SET EXERCISE: Give the number of lines that include the word "watermark", and nothing else.

Collected data entries:
━━━━

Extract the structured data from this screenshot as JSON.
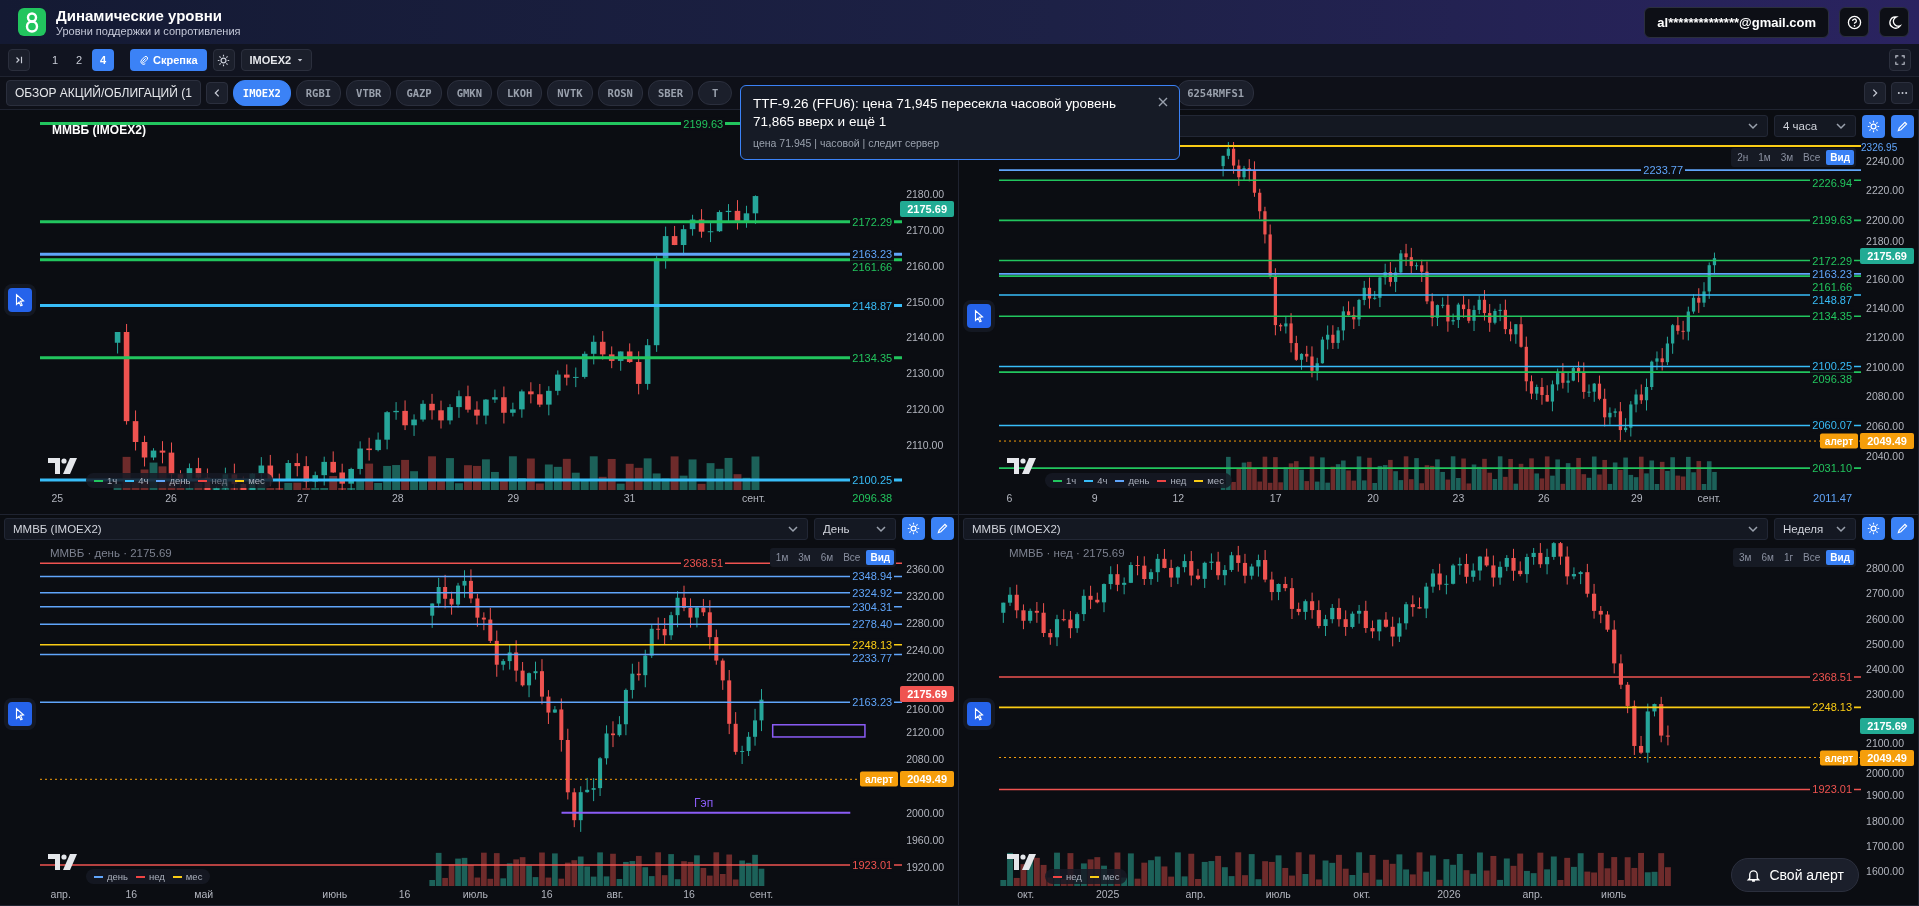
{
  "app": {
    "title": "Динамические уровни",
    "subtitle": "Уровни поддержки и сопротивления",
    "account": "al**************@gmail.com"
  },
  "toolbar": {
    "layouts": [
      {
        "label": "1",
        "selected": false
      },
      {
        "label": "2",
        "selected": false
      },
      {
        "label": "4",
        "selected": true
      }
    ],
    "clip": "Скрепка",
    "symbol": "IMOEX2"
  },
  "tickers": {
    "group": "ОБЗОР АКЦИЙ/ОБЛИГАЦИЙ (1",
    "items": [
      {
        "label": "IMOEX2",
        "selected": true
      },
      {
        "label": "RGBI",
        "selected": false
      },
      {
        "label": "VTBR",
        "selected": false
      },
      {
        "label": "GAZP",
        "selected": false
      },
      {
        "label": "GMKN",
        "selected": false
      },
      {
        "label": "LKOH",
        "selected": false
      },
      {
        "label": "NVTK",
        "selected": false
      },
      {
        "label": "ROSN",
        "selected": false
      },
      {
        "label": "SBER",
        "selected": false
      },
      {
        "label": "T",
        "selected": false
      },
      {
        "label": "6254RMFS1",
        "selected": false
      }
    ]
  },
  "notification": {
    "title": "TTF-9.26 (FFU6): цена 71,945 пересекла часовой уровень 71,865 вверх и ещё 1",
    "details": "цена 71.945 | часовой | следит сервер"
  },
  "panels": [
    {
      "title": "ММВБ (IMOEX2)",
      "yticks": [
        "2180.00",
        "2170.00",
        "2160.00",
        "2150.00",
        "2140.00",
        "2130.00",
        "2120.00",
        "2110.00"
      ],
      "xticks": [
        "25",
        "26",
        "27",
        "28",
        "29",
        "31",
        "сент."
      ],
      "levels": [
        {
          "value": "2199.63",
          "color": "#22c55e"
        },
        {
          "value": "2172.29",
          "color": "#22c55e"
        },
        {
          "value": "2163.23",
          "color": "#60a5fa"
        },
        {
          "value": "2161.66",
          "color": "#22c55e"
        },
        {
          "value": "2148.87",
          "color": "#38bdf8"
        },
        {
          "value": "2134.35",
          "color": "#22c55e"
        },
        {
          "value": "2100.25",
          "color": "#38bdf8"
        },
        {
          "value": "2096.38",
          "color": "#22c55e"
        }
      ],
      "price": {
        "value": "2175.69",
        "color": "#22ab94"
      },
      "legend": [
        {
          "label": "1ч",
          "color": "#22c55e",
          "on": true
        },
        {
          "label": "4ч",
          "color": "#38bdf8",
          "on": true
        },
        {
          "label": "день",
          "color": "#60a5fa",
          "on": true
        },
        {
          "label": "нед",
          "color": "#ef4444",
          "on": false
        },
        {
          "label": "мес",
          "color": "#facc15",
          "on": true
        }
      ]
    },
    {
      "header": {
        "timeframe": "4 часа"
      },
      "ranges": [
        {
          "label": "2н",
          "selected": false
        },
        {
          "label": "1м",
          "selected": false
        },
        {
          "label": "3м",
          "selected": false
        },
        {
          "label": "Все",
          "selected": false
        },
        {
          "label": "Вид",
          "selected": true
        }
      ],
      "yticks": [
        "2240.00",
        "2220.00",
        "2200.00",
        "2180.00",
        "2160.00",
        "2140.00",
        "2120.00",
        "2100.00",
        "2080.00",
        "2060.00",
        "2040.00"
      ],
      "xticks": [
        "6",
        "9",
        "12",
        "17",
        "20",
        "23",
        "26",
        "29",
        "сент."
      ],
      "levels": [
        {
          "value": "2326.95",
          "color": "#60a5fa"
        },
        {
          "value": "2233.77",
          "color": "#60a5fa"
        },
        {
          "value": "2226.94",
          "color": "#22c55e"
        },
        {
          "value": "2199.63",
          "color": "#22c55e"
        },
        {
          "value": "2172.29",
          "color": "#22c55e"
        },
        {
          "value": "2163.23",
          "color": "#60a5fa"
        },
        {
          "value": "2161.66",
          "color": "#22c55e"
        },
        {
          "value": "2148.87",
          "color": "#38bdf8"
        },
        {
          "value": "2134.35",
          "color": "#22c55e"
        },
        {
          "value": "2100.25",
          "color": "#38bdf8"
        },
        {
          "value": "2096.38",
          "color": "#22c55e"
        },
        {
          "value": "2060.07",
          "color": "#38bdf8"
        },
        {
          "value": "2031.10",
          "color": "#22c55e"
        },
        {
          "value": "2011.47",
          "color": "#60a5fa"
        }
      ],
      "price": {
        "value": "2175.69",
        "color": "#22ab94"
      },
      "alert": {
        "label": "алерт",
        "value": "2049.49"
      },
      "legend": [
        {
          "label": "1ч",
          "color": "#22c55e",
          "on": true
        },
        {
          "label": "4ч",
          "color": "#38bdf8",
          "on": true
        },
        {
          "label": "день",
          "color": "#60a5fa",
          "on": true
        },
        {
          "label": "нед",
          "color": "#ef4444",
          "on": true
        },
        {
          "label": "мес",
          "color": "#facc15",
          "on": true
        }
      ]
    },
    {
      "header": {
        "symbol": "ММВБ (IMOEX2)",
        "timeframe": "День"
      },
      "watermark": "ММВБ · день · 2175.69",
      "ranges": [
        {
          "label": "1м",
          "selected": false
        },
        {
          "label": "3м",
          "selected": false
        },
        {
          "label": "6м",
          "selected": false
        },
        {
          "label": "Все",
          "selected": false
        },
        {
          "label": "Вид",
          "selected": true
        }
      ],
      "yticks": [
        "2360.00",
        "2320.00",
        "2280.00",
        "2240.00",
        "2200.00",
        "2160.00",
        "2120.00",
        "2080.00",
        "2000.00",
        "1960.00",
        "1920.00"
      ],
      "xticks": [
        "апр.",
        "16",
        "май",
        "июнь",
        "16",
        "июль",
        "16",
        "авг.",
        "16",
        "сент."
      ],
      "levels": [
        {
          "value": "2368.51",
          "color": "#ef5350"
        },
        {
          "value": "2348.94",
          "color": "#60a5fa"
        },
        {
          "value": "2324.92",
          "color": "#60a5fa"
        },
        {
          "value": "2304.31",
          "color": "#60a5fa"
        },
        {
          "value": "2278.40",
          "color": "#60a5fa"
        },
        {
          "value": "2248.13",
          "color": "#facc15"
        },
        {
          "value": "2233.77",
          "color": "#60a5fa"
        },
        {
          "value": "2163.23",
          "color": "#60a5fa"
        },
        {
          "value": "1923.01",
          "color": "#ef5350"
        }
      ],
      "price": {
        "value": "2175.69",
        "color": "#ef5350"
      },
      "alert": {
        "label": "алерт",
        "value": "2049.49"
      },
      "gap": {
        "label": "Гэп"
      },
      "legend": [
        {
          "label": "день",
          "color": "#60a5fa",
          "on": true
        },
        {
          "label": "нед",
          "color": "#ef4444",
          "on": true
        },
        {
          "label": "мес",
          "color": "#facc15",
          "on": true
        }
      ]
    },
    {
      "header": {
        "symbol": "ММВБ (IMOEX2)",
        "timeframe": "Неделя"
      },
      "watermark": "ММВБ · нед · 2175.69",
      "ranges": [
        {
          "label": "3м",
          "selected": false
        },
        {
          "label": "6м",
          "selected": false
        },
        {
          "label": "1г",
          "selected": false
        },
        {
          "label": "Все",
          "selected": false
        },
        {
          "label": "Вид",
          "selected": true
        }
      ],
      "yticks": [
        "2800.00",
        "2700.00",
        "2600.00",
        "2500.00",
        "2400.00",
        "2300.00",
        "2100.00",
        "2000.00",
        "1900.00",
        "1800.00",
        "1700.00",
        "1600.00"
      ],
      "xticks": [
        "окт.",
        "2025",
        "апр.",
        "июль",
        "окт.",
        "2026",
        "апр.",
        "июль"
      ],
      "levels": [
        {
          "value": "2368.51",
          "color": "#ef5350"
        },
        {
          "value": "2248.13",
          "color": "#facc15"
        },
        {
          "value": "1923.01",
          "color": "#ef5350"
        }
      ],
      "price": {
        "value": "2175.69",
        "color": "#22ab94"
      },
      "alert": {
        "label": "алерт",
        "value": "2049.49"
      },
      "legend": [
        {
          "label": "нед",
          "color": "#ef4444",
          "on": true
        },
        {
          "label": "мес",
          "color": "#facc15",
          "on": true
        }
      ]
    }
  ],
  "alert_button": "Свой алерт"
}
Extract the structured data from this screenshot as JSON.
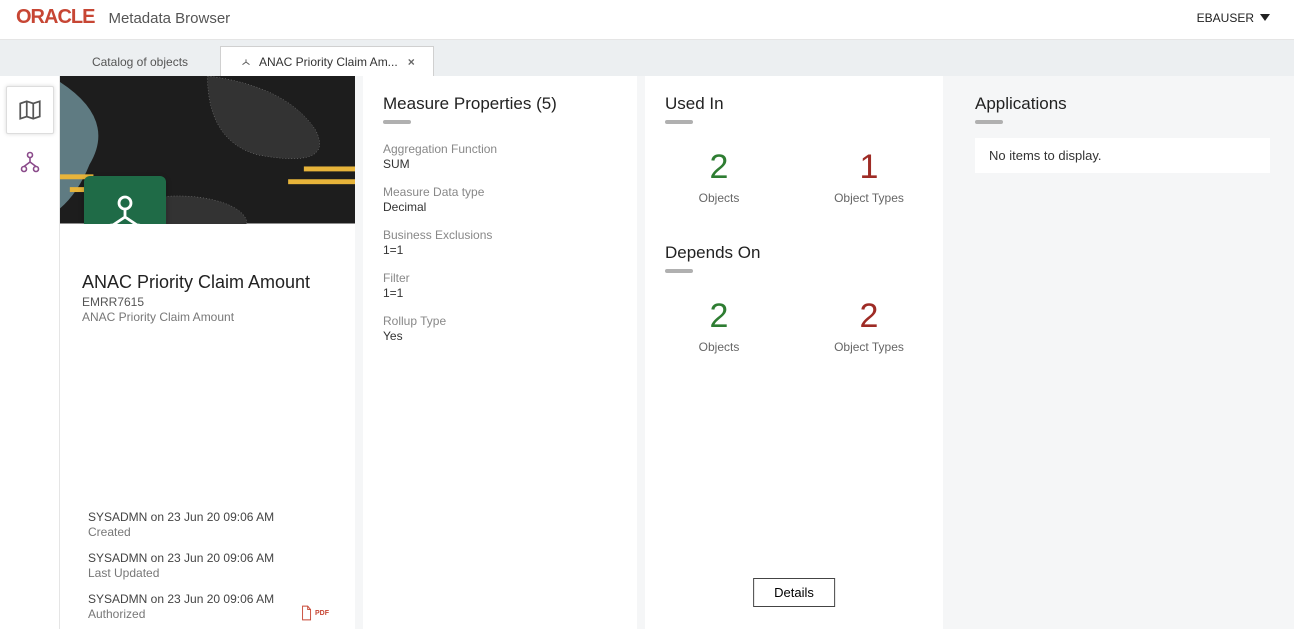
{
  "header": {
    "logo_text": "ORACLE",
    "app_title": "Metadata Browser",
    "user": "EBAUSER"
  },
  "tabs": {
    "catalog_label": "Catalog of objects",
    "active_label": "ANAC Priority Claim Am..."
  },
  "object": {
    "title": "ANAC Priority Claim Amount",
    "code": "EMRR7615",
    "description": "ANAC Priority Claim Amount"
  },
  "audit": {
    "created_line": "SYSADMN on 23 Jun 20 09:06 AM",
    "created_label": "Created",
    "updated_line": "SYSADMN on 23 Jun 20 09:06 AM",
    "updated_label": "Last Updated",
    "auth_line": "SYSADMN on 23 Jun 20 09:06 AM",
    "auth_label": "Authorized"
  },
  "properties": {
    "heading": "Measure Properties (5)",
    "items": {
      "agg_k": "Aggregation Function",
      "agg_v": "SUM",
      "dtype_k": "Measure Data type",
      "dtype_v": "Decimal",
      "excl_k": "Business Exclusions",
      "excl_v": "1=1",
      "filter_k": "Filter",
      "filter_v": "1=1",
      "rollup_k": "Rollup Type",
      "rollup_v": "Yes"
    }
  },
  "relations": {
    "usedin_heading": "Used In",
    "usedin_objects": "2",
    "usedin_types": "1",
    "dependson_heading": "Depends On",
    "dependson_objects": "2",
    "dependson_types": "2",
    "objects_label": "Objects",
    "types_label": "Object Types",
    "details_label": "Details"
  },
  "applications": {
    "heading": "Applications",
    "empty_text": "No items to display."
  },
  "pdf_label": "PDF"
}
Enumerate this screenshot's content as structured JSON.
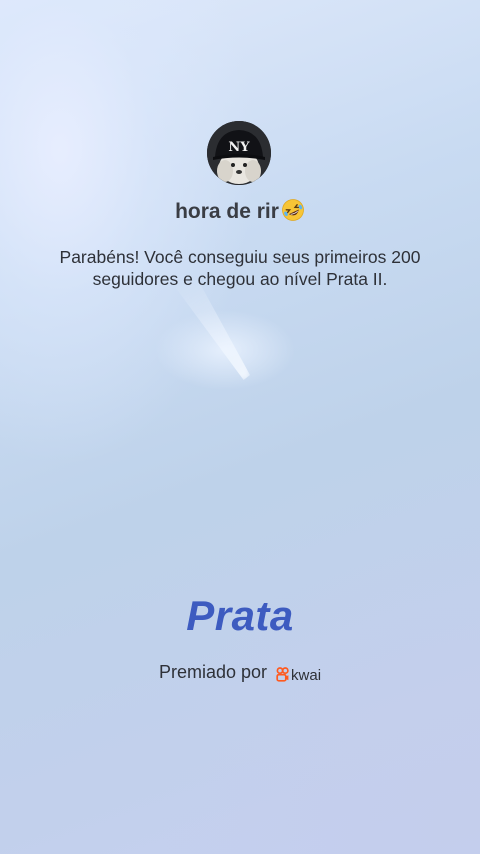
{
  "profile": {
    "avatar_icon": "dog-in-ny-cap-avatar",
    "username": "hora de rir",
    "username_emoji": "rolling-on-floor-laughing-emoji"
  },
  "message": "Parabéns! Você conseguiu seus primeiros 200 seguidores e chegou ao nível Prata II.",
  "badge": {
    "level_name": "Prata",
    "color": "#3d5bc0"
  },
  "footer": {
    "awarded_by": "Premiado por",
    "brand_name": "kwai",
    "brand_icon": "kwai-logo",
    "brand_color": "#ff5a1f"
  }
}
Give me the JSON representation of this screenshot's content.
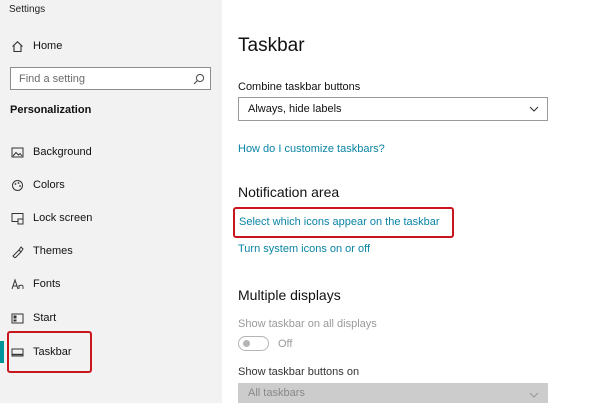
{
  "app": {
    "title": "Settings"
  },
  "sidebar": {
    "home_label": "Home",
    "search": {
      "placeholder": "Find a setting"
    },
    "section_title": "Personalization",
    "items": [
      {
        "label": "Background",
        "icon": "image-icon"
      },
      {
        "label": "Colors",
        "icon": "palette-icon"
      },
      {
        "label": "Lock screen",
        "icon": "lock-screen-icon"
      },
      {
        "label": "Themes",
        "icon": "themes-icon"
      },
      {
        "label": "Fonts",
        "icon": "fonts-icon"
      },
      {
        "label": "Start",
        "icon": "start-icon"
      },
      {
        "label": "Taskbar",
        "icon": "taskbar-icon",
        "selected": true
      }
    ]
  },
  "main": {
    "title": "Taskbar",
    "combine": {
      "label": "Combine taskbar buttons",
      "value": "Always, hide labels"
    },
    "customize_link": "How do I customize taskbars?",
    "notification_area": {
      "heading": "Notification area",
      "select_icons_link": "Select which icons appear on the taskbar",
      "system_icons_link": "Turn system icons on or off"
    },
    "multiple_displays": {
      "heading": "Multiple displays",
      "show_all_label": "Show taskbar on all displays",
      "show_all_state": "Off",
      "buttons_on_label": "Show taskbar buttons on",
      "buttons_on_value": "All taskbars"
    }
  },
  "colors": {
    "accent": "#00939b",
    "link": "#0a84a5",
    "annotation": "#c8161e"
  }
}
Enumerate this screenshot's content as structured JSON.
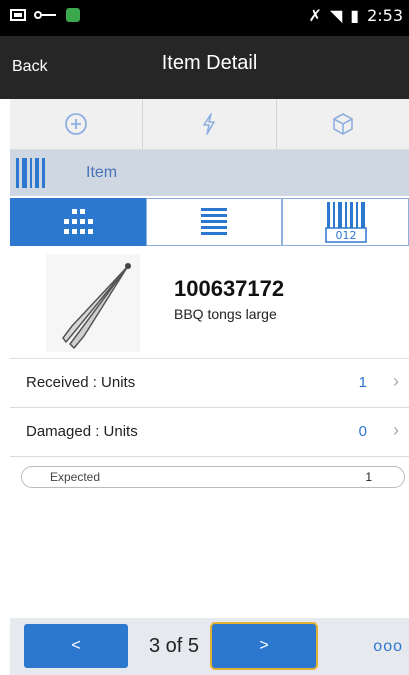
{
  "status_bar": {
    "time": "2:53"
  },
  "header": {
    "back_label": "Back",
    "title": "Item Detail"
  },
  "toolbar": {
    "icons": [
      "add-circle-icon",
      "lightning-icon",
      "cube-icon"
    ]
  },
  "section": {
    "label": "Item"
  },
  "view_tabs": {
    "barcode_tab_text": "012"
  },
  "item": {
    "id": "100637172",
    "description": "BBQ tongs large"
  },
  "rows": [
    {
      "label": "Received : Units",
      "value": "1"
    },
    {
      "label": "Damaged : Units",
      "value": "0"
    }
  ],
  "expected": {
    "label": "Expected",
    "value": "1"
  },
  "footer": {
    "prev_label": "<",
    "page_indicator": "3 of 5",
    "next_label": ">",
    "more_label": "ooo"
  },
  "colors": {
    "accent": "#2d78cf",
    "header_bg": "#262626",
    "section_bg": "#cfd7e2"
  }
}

━━━━

WRITTEN SOLUTION: 2